Task inputs:
* * * *

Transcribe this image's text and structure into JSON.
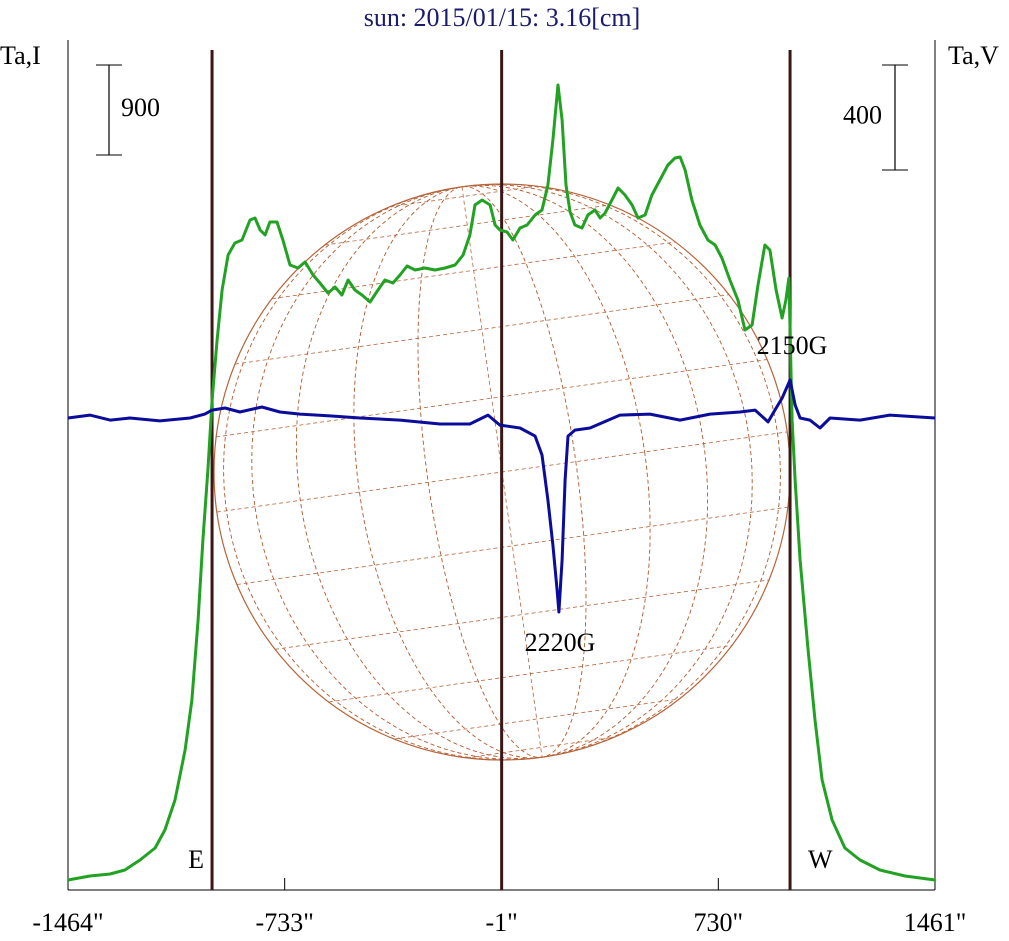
{
  "chart_data": {
    "type": "line",
    "title": "sun: 2015/01/15: 3.16[cm]",
    "ylabel": "Ta,I",
    "y2label": "Ta,V",
    "xlim": [
      -1464,
      1461
    ],
    "xticks": [
      {
        "value": -1464,
        "label": "-1464\""
      },
      {
        "value": -733,
        "label": "-733\""
      },
      {
        "value": -1,
        "label": "-1\""
      },
      {
        "value": 730,
        "label": "730\""
      },
      {
        "value": 1461,
        "label": "1461\""
      }
    ],
    "ylim": [
      0,
      8500
    ],
    "y2lim": [
      -1798,
      1440
    ],
    "y_scale_bar": 900,
    "y2_scale_bar": 400,
    "markers": [
      {
        "x": -978,
        "label": "E"
      },
      {
        "x": -1
      },
      {
        "x": 972,
        "label": "W"
      }
    ],
    "annotations": [
      "2150G",
      "2220G"
    ],
    "series": [
      {
        "name": "Ta,I",
        "color": "#22a222",
        "axis": "y",
        "x": [
          -1464,
          -1390,
          -1322,
          -1272,
          -1221,
          -1170,
          -1137,
          -1103,
          -1069,
          -1046,
          -1025,
          -1009,
          -992,
          -978,
          -961,
          -944,
          -924,
          -901,
          -877,
          -850,
          -833,
          -816,
          -799,
          -783,
          -759,
          -739,
          -715,
          -688,
          -664,
          -637,
          -614,
          -587,
          -563,
          -540,
          -519,
          -496,
          -472,
          -445,
          -418,
          -395,
          -368,
          -344,
          -320,
          -293,
          -260,
          -226,
          -192,
          -158,
          -131,
          -108,
          -91,
          -67,
          -40,
          -23,
          -7,
          17,
          37,
          61,
          85,
          112,
          135,
          155,
          172,
          189,
          203,
          216,
          230,
          246,
          270,
          290,
          314,
          331,
          348,
          371,
          392,
          415,
          439,
          459,
          483,
          506,
          533,
          560,
          584,
          601,
          618,
          641,
          668,
          695,
          719,
          742,
          769,
          796,
          820,
          844,
          864,
          887,
          904,
          925,
          945,
          958,
          968,
          979,
          989,
          1006,
          1033,
          1056,
          1080,
          1114,
          1157,
          1208,
          1275,
          1360,
          1461
        ],
        "values": [
          100,
          140,
          160,
          200,
          300,
          420,
          600,
          900,
          1400,
          1900,
          2700,
          3500,
          4200,
          4900,
          5500,
          6000,
          6350,
          6470,
          6500,
          6700,
          6720,
          6600,
          6550,
          6680,
          6680,
          6500,
          6250,
          6220,
          6280,
          6150,
          6070,
          5970,
          6030,
          5950,
          6100,
          6000,
          5950,
          5880,
          6000,
          6100,
          6070,
          6150,
          6240,
          6200,
          6220,
          6200,
          6220,
          6250,
          6350,
          6550,
          6850,
          6900,
          6850,
          6650,
          6600,
          6580,
          6500,
          6620,
          6650,
          6750,
          6800,
          7050,
          7500,
          8050,
          7700,
          7050,
          6780,
          6650,
          6620,
          6750,
          6800,
          6720,
          6770,
          6900,
          7020,
          6950,
          6850,
          6720,
          6750,
          6950,
          7100,
          7250,
          7320,
          7330,
          7200,
          6900,
          6650,
          6500,
          6450,
          6320,
          6100,
          5900,
          5600,
          5650,
          6050,
          6450,
          6400,
          6000,
          5720,
          5900,
          6120,
          4700,
          4100,
          3300,
          2400,
          1700,
          1100,
          700,
          420,
          300,
          200,
          140,
          100
        ]
      },
      {
        "name": "Ta,V",
        "color": "#0c0c9c",
        "axis": "y2",
        "x": [
          -1464,
          -1390,
          -1322,
          -1255,
          -1154,
          -1052,
          -1002,
          -978,
          -934,
          -884,
          -810,
          -749,
          -681,
          -580,
          -479,
          -344,
          -209,
          -108,
          -47,
          -7,
          61,
          112,
          135,
          155,
          172,
          186,
          192,
          203,
          213,
          223,
          246,
          297,
          398,
          499,
          601,
          702,
          803,
          854,
          898,
          921,
          945,
          972,
          989,
          1006,
          1039,
          1073,
          1107,
          1208,
          1309,
          1461
        ],
        "values": [
          0,
          11,
          -8,
          0,
          -11,
          0,
          15,
          30,
          38,
          23,
          42,
          23,
          15,
          8,
          0,
          -8,
          -23,
          -23,
          11,
          -27,
          -38,
          -69,
          -141,
          -312,
          -484,
          -655,
          -739,
          -541,
          -236,
          -69,
          -46,
          -38,
          11,
          15,
          -8,
          15,
          23,
          30,
          -15,
          30,
          76,
          145,
          50,
          0,
          -8,
          -38,
          0,
          -8,
          11,
          0
        ]
      }
    ]
  }
}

* * * *

Extract all the entries word for word; omit any pictures.

Answer:
Transcribe this image's text and structure into JSON.
{
  "chart_data": {
    "type": "line",
    "title": "sun: 2015/01/15: 3.16[cm]",
    "ylabel": "Ta,I",
    "y2label": "Ta,V",
    "xlim": [
      -1464,
      1461
    ],
    "xticks": [
      {
        "value": -1464,
        "label": "-1464\""
      },
      {
        "value": -733,
        "label": "-733\""
      },
      {
        "value": -1,
        "label": "-1\""
      },
      {
        "value": 730,
        "label": "730\""
      },
      {
        "value": 1461,
        "label": "1461\""
      }
    ],
    "ylim": [
      0,
      8500
    ],
    "y2lim": [
      -1798,
      1440
    ],
    "y_scale_bar": 900,
    "y2_scale_bar": 400,
    "markers": [
      {
        "x": -978,
        "label": "E"
      },
      {
        "x": -1
      },
      {
        "x": 972,
        "label": "W"
      }
    ],
    "annotations": [
      "2150G",
      "2220G"
    ],
    "series": [
      {
        "name": "Ta,I",
        "color": "#22a222",
        "axis": "y",
        "x": [
          -1464,
          -1390,
          -1322,
          -1272,
          -1221,
          -1170,
          -1137,
          -1103,
          -1069,
          -1046,
          -1025,
          -1009,
          -992,
          -978,
          -961,
          -944,
          -924,
          -901,
          -877,
          -850,
          -833,
          -816,
          -799,
          -783,
          -759,
          -739,
          -715,
          -688,
          -664,
          -637,
          -614,
          -587,
          -563,
          -540,
          -519,
          -496,
          -472,
          -445,
          -418,
          -395,
          -368,
          -344,
          -320,
          -293,
          -260,
          -226,
          -192,
          -158,
          -131,
          -108,
          -91,
          -67,
          -40,
          -23,
          -7,
          17,
          37,
          61,
          85,
          112,
          135,
          155,
          172,
          189,
          203,
          216,
          230,
          246,
          270,
          290,
          314,
          331,
          348,
          371,
          392,
          415,
          439,
          459,
          483,
          506,
          533,
          560,
          584,
          601,
          618,
          641,
          668,
          695,
          719,
          742,
          769,
          796,
          820,
          844,
          864,
          887,
          904,
          925,
          945,
          958,
          968,
          979,
          989,
          1006,
          1033,
          1056,
          1080,
          1114,
          1157,
          1208,
          1275,
          1360,
          1461
        ],
        "values": [
          100,
          140,
          160,
          200,
          300,
          420,
          600,
          900,
          1400,
          1900,
          2700,
          3500,
          4200,
          4900,
          5500,
          6000,
          6350,
          6470,
          6500,
          6700,
          6720,
          6600,
          6550,
          6680,
          6680,
          6500,
          6250,
          6220,
          6280,
          6150,
          6070,
          5970,
          6030,
          5950,
          6100,
          6000,
          5950,
          5880,
          6000,
          6100,
          6070,
          6150,
          6240,
          6200,
          6220,
          6200,
          6220,
          6250,
          6350,
          6550,
          6850,
          6900,
          6850,
          6650,
          6600,
          6580,
          6500,
          6620,
          6650,
          6750,
          6800,
          7050,
          7500,
          8050,
          7700,
          7050,
          6780,
          6650,
          6620,
          6750,
          6800,
          6720,
          6770,
          6900,
          7020,
          6950,
          6850,
          6720,
          6750,
          6950,
          7100,
          7250,
          7320,
          7330,
          7200,
          6900,
          6650,
          6500,
          6450,
          6320,
          6100,
          5900,
          5600,
          5650,
          6050,
          6450,
          6400,
          6000,
          5720,
          5900,
          6120,
          4700,
          4100,
          3300,
          2400,
          1700,
          1100,
          700,
          420,
          300,
          200,
          140,
          100
        ]
      },
      {
        "name": "Ta,V",
        "color": "#0c0c9c",
        "axis": "y2",
        "x": [
          -1464,
          -1390,
          -1322,
          -1255,
          -1154,
          -1052,
          -1002,
          -978,
          -934,
          -884,
          -810,
          -749,
          -681,
          -580,
          -479,
          -344,
          -209,
          -108,
          -47,
          -7,
          61,
          112,
          135,
          155,
          172,
          186,
          192,
          203,
          213,
          223,
          246,
          297,
          398,
          499,
          601,
          702,
          803,
          854,
          898,
          921,
          945,
          972,
          989,
          1006,
          1039,
          1073,
          1107,
          1208,
          1309,
          1461
        ],
        "values": [
          0,
          11,
          -8,
          0,
          -11,
          0,
          15,
          30,
          38,
          23,
          42,
          23,
          15,
          8,
          0,
          -8,
          -23,
          -23,
          11,
          -27,
          -38,
          -69,
          -141,
          -312,
          -484,
          -655,
          -739,
          -541,
          -236,
          -69,
          -46,
          -38,
          11,
          15,
          -8,
          15,
          23,
          30,
          -15,
          30,
          76,
          145,
          50,
          0,
          -8,
          -38,
          0,
          -8,
          11,
          0
        ]
      }
    ]
  }
}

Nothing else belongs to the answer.